[Collected data entries]
+ + + +
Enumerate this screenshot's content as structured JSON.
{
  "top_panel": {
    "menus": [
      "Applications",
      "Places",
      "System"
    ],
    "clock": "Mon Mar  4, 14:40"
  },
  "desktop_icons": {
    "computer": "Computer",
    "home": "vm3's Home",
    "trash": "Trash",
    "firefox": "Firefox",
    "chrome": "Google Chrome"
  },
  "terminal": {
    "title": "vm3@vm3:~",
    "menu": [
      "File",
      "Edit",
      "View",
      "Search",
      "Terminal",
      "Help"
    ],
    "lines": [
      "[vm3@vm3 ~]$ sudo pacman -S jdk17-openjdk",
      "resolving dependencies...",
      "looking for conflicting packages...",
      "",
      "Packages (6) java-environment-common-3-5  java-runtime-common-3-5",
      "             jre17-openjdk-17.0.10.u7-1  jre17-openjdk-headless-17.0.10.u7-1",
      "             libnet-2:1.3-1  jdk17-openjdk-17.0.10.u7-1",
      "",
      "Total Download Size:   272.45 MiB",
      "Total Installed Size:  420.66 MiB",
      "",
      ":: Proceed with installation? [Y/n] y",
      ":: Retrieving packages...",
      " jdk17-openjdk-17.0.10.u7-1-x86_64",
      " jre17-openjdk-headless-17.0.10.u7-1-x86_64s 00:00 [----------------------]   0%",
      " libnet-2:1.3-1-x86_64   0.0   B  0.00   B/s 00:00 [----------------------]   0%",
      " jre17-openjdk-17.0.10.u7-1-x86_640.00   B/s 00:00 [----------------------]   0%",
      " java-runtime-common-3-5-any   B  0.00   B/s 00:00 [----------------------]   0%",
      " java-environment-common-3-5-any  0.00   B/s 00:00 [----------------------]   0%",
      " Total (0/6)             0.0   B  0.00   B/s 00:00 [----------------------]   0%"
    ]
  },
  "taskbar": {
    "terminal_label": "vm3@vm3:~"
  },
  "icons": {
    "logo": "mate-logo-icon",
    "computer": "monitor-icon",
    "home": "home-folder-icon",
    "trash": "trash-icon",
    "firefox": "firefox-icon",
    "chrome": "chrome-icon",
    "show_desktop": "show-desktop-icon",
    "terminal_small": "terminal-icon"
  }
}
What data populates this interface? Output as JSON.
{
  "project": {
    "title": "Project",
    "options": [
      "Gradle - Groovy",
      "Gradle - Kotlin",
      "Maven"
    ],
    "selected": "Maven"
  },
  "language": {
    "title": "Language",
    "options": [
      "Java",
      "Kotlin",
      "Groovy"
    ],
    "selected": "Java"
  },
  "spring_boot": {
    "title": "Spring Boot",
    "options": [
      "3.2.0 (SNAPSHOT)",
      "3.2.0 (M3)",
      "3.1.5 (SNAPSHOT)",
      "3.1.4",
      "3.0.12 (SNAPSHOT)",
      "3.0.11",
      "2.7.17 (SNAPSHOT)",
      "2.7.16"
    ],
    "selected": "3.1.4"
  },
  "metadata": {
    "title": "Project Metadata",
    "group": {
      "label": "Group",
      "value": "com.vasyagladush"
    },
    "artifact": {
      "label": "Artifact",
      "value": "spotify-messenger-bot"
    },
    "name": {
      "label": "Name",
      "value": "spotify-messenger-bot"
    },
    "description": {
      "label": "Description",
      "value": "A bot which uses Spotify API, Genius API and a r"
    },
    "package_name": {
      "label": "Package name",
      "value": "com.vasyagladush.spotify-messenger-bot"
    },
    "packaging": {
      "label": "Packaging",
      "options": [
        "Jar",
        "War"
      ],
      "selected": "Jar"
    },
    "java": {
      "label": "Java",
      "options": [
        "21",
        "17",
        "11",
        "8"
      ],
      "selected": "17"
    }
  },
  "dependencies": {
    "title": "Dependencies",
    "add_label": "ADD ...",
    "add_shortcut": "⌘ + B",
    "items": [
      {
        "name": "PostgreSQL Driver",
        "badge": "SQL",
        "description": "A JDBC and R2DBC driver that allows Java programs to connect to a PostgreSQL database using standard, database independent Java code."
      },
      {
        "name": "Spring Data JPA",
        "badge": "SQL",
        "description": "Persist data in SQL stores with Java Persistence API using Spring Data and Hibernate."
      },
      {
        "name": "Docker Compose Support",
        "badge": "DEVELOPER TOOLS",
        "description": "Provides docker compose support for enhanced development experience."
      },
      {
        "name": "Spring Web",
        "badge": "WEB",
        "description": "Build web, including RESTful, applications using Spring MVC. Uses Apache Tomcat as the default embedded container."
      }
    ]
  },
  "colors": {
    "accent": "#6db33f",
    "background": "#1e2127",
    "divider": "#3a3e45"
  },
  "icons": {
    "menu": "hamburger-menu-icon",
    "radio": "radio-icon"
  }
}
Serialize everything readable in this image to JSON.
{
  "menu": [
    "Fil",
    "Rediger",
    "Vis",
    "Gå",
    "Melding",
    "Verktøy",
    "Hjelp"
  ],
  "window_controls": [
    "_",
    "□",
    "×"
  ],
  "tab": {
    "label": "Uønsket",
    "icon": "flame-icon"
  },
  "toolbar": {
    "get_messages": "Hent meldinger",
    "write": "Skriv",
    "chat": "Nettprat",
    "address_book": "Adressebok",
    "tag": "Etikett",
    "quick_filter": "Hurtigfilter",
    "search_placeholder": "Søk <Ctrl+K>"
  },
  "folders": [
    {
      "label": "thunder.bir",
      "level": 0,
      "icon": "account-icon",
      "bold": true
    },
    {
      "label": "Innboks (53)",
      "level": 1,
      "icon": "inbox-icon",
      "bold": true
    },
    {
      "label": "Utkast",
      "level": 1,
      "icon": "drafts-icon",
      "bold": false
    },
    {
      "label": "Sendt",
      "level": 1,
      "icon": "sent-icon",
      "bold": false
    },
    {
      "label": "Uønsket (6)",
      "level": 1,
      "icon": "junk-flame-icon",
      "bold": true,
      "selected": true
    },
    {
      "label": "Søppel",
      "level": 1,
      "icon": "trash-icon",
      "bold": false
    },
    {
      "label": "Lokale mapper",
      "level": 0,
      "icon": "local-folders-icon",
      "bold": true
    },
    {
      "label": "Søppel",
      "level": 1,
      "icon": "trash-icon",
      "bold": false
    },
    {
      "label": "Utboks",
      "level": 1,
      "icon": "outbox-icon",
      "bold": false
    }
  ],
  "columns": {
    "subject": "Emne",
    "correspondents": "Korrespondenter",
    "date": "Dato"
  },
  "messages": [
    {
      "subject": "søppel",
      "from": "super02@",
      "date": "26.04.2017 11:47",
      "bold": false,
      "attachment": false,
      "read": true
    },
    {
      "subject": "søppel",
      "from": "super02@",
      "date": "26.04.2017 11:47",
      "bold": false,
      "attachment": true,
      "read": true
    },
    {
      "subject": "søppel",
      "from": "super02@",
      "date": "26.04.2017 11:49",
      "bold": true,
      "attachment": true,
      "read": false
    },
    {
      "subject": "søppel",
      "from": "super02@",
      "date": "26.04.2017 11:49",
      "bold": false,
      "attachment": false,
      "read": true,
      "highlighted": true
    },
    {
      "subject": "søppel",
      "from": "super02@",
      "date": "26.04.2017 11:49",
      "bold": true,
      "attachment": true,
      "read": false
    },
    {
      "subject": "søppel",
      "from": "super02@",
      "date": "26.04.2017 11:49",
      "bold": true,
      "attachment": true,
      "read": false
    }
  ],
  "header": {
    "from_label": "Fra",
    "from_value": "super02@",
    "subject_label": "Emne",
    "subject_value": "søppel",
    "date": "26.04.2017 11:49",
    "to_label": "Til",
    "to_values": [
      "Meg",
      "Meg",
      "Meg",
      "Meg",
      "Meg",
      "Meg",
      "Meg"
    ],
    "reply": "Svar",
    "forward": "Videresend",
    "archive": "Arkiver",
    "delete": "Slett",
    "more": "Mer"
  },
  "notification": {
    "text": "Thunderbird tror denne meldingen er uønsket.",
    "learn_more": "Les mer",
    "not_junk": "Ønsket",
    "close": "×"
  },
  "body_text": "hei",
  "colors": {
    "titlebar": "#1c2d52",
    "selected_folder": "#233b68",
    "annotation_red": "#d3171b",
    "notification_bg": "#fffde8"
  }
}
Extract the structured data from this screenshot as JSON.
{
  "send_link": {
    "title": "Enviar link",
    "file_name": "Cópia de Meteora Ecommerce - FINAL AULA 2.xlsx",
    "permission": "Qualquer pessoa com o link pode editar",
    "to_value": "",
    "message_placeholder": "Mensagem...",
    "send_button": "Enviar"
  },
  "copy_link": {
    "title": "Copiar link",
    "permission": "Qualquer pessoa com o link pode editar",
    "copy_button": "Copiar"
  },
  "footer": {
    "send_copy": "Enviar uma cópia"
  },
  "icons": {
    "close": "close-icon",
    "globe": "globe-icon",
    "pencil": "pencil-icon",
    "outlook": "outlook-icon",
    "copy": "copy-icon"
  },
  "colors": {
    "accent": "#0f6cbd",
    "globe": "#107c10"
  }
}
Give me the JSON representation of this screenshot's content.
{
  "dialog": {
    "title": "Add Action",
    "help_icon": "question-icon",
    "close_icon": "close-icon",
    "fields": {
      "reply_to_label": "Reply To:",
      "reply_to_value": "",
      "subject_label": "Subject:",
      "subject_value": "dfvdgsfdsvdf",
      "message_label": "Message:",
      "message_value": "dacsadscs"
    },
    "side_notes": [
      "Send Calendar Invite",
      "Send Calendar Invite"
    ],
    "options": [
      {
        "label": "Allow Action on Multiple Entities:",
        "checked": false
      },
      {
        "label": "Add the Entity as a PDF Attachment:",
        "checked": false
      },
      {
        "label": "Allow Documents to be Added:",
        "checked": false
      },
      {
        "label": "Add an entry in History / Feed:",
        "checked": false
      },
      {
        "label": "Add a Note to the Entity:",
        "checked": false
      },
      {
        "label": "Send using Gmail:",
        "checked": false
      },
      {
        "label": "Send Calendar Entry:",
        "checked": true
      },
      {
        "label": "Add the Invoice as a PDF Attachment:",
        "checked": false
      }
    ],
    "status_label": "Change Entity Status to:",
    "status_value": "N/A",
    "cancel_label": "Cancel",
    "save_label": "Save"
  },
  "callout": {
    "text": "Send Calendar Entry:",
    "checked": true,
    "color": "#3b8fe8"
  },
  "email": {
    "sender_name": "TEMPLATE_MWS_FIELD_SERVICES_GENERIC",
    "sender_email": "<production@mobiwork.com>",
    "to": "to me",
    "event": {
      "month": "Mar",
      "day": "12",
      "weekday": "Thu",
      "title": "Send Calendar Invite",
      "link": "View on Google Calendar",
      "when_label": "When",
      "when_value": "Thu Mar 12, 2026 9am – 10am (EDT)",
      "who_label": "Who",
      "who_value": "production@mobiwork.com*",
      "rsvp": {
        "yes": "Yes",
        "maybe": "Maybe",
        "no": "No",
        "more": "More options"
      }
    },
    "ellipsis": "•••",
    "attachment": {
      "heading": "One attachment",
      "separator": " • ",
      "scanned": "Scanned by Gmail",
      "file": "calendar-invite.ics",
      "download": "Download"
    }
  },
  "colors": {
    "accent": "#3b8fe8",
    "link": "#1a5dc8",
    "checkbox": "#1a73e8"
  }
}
+ + + +
_Set exercise_. Copy every line of the records above that holds the word "Total".

_Written answer_.
      "Total Download Size:   272.45 MiB",
      "Total Installed Size:  420.66 MiB",
      " Total (0/6)             0.0   B  0.00   B/s 00:00 [----------------------]   0%"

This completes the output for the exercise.